## Source data
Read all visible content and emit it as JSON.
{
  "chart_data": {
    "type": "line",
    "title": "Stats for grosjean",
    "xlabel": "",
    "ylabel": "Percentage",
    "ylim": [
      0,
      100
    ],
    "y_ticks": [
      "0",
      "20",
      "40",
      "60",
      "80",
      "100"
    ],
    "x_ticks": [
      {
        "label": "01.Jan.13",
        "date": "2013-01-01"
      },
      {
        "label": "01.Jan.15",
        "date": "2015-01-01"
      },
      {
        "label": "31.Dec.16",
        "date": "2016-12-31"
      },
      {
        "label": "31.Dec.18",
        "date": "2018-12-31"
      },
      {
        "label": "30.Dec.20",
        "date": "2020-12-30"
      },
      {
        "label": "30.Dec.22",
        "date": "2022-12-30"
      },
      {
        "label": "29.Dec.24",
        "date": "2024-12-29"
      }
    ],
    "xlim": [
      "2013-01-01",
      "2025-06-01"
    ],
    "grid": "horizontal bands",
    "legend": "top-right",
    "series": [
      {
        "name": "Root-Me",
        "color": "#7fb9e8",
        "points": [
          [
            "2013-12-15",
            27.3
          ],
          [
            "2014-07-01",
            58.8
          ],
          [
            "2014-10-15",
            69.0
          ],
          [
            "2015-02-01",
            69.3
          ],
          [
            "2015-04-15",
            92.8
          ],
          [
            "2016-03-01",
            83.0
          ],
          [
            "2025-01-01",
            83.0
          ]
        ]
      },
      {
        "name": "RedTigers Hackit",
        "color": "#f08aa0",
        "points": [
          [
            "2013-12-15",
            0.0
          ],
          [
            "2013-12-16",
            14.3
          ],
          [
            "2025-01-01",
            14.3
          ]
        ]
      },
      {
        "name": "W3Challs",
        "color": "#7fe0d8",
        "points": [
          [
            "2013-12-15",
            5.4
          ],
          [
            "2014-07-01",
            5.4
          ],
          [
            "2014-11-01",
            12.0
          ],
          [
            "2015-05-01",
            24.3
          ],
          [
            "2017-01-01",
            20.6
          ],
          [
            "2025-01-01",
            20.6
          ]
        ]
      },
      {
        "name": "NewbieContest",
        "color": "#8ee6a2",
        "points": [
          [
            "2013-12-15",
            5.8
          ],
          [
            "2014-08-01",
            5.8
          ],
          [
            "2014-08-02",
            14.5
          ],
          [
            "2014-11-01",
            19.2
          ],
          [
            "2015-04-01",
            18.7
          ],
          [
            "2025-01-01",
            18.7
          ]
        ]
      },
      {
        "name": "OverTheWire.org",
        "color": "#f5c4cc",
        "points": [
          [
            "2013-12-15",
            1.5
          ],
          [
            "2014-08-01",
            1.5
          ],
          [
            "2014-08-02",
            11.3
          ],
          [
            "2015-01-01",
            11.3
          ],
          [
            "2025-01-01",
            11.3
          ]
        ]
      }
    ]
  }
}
==
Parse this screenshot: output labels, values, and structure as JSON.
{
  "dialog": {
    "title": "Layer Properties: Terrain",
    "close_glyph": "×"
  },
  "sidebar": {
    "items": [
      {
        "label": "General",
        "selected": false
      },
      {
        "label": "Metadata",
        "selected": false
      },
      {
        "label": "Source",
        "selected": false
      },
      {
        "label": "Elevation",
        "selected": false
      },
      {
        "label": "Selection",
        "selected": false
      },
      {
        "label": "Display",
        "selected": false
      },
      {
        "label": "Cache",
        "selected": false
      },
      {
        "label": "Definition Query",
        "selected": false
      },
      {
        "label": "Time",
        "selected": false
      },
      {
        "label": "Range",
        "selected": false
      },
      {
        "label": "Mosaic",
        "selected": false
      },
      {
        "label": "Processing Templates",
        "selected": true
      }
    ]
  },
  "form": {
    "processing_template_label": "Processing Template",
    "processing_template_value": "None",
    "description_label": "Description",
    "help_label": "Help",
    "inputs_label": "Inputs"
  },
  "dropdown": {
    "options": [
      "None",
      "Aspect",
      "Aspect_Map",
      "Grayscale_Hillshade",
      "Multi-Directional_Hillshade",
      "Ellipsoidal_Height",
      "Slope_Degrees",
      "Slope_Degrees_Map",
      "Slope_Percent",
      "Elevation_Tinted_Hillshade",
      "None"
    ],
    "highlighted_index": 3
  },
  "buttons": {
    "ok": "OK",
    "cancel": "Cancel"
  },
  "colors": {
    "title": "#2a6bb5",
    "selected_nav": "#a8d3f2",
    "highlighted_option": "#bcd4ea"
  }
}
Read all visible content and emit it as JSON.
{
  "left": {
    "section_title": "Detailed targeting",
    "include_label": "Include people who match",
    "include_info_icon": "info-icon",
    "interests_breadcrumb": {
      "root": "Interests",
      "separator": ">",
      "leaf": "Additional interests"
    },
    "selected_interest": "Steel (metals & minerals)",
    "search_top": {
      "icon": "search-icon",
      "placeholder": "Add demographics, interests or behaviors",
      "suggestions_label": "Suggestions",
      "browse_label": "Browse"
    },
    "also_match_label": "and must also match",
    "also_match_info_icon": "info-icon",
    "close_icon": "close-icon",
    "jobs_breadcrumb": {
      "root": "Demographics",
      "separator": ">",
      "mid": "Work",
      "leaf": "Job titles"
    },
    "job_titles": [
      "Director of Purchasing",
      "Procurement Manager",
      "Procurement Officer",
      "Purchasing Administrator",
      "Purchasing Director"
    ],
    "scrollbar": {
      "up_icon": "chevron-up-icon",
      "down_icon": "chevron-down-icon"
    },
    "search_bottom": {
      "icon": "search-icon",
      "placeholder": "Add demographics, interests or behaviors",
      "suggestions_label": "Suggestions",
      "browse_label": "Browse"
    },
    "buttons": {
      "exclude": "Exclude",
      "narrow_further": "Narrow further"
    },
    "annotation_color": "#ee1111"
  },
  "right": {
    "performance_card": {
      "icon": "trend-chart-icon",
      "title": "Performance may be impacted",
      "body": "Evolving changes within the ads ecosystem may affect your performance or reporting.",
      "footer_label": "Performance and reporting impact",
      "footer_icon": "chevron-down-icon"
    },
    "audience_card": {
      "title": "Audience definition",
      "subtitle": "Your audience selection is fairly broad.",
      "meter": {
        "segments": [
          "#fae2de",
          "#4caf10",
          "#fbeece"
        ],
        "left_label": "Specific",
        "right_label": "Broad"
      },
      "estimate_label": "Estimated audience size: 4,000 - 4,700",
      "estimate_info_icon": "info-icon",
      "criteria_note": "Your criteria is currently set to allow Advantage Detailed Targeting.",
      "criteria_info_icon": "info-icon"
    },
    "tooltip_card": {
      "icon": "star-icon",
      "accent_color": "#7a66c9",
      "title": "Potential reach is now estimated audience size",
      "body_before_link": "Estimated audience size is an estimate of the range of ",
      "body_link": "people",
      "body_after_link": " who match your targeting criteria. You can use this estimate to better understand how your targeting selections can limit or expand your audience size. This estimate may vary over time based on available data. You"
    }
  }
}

## Exercise goal
Check each line of the records above for "Director", and copy those that have it.

## Task answer
      "Director of Purchasing",
      "Purchasing Director"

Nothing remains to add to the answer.